Task data:
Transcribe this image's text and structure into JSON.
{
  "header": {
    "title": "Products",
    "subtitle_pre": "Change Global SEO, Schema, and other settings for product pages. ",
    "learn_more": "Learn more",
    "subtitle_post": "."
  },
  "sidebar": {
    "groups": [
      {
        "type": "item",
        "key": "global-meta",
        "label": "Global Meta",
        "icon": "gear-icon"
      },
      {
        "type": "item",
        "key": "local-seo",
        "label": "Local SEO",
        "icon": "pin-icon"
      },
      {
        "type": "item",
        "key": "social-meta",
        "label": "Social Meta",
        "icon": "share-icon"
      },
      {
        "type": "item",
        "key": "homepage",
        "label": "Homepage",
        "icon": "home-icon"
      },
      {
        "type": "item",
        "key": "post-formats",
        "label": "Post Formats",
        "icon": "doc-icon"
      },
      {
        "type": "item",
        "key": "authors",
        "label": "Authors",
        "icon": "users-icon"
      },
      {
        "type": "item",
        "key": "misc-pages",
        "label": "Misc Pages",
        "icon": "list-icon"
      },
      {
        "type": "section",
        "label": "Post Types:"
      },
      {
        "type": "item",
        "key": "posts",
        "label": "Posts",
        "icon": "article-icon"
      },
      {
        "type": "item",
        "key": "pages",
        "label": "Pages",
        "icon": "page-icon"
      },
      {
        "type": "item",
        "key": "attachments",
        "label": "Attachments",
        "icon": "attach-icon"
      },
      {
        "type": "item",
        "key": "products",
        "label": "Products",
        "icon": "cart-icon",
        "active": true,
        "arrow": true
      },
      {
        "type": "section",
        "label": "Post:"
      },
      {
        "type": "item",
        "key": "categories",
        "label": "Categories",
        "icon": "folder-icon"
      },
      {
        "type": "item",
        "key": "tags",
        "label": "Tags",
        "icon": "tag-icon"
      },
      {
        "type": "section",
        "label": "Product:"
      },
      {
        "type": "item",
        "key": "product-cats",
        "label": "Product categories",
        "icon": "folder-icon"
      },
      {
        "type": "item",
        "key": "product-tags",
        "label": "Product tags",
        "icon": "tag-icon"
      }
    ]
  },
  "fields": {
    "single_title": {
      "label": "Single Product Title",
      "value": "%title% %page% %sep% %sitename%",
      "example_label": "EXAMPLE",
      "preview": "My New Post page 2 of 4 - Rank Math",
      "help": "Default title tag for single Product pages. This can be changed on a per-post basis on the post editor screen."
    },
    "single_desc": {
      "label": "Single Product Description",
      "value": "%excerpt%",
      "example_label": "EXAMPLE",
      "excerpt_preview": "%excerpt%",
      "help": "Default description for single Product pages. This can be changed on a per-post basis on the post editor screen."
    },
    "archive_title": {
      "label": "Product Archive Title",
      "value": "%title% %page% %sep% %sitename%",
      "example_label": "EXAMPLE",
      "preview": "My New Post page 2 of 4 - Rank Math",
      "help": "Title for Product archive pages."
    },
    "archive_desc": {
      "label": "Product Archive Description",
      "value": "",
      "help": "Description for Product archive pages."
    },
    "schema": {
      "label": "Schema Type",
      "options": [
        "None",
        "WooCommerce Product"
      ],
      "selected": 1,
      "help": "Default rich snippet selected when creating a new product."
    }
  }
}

Written request: Tally the lines of the listing in which the word "value" occurs, and state the total alone.

Solution for this task: 4